**AIM:**
Reproduce all the entries precisely.

Saved entries:
** start **

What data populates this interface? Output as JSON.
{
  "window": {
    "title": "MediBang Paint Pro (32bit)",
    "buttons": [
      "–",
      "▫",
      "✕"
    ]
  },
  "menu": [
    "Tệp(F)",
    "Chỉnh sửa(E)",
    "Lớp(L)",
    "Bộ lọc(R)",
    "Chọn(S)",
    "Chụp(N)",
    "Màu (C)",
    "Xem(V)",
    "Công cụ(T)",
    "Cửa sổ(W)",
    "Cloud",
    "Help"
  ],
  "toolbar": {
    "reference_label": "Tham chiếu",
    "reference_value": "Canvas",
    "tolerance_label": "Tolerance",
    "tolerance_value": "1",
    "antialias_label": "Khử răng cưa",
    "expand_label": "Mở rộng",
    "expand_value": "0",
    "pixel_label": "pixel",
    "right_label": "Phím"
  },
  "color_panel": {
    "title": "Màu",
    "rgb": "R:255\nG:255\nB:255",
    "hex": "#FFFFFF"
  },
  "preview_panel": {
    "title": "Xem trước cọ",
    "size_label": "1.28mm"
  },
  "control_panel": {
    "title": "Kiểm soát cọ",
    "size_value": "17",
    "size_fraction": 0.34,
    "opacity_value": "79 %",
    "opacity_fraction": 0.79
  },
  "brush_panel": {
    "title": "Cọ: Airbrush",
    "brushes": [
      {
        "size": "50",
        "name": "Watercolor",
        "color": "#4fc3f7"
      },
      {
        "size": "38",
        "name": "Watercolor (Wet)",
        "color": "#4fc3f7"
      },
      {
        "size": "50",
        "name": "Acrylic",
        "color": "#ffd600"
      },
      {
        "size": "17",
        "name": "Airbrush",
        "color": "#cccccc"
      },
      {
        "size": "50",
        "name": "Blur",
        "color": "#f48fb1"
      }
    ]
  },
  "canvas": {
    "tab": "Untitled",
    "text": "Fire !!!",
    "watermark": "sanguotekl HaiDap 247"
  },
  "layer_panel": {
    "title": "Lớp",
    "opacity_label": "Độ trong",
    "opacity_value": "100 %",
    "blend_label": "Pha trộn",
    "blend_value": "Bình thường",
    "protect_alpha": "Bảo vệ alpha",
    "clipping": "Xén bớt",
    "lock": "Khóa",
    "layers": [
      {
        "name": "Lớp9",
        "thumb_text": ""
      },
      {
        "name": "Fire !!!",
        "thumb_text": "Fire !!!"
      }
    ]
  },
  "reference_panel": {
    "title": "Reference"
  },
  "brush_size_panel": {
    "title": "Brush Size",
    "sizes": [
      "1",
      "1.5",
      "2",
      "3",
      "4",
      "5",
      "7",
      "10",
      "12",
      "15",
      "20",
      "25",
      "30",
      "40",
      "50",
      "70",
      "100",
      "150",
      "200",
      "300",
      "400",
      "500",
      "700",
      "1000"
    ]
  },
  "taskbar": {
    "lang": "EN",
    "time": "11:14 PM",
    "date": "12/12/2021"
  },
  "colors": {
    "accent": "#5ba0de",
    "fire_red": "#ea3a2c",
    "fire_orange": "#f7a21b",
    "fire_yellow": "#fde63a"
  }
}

** end **

**PROBLEM SOLUTION:**
What data populates this interface? Output as JSON.
{
  "window": {
    "title": "MediBang Paint Pro (32bit)",
    "buttons": [
      "–",
      "▫",
      "✕"
    ]
  },
  "menu": [
    "Tệp(F)",
    "Chỉnh sửa(E)",
    "Lớp(L)",
    "Bộ lọc(R)",
    "Chọn(S)",
    "Chụp(N)",
    "Màu (C)",
    "Xem(V)",
    "Công cụ(T)",
    "Cửa sổ(W)",
    "Cloud",
    "Help"
  ],
  "toolbar": {
    "reference_label": "Tham chiếu",
    "reference_value": "Canvas",
    "tolerance_label": "Tolerance",
    "tolerance_value": "1",
    "antialias_label": "Khử răng cưa",
    "expand_label": "Mở rộng",
    "expand_value": "0",
    "pixel_label": "pixel",
    "right_label": "Phím"
  },
  "color_panel": {
    "title": "Màu",
    "rgb": "R:255\nG:255\nB:255",
    "hex": "#FFFFFF"
  },
  "preview_panel": {
    "title": "Xem trước cọ",
    "size_label": "1.28mm"
  },
  "control_panel": {
    "title": "Kiểm soát cọ",
    "size_value": "17",
    "size_fraction": 0.34,
    "opacity_value": "79 %",
    "opacity_fraction": 0.79
  },
  "brush_panel": {
    "title": "Cọ: Airbrush",
    "brushes": [
      {
        "size": "50",
        "name": "Watercolor",
        "color": "#4fc3f7"
      },
      {
        "size": "38",
        "name": "Watercolor (Wet)",
        "color": "#4fc3f7"
      },
      {
        "size": "50",
        "name": "Acrylic",
        "color": "#ffd600"
      },
      {
        "size": "17",
        "name": "Airbrush",
        "color": "#cccccc"
      },
      {
        "size": "50",
        "name": "Blur",
        "color": "#f48fb1"
      }
    ]
  },
  "canvas": {
    "tab": "Untitled",
    "text": "Fire !!!",
    "watermark": "sanguotekl HaiDap 247"
  },
  "layer_panel": {
    "title": "Lớp",
    "opacity_label": "Độ trong",
    "opacity_value": "100 %",
    "blend_label": "Pha trộn",
    "blend_value": "Bình thường",
    "protect_alpha": "Bảo vệ alpha",
    "clipping": "Xén bớt",
    "lock": "Khóa",
    "layers": [
      {
        "name": "Lớp9",
        "thumb_text": ""
      },
      {
        "name": "Fire !!!",
        "thumb_text": "Fire !!!"
      }
    ]
  },
  "reference_panel": {
    "title": "Reference"
  },
  "brush_size_panel": {
    "title": "Brush Size",
    "sizes": [
      "1",
      "1.5",
      "2",
      "3",
      "4",
      "5",
      "7",
      "10",
      "12",
      "15",
      "20",
      "25",
      "30",
      "40",
      "50",
      "70",
      "100",
      "150",
      "200",
      "300",
      "400",
      "500",
      "700",
      "1000"
    ]
  },
  "taskbar": {
    "lang": "EN",
    "time": "11:14 PM",
    "date": "12/12/2021"
  },
  "colors": {
    "accent": "#5ba0de",
    "fire_red": "#ea3a2c",
    "fire_orange": "#f7a21b",
    "fire_yellow": "#fde63a"
  }
}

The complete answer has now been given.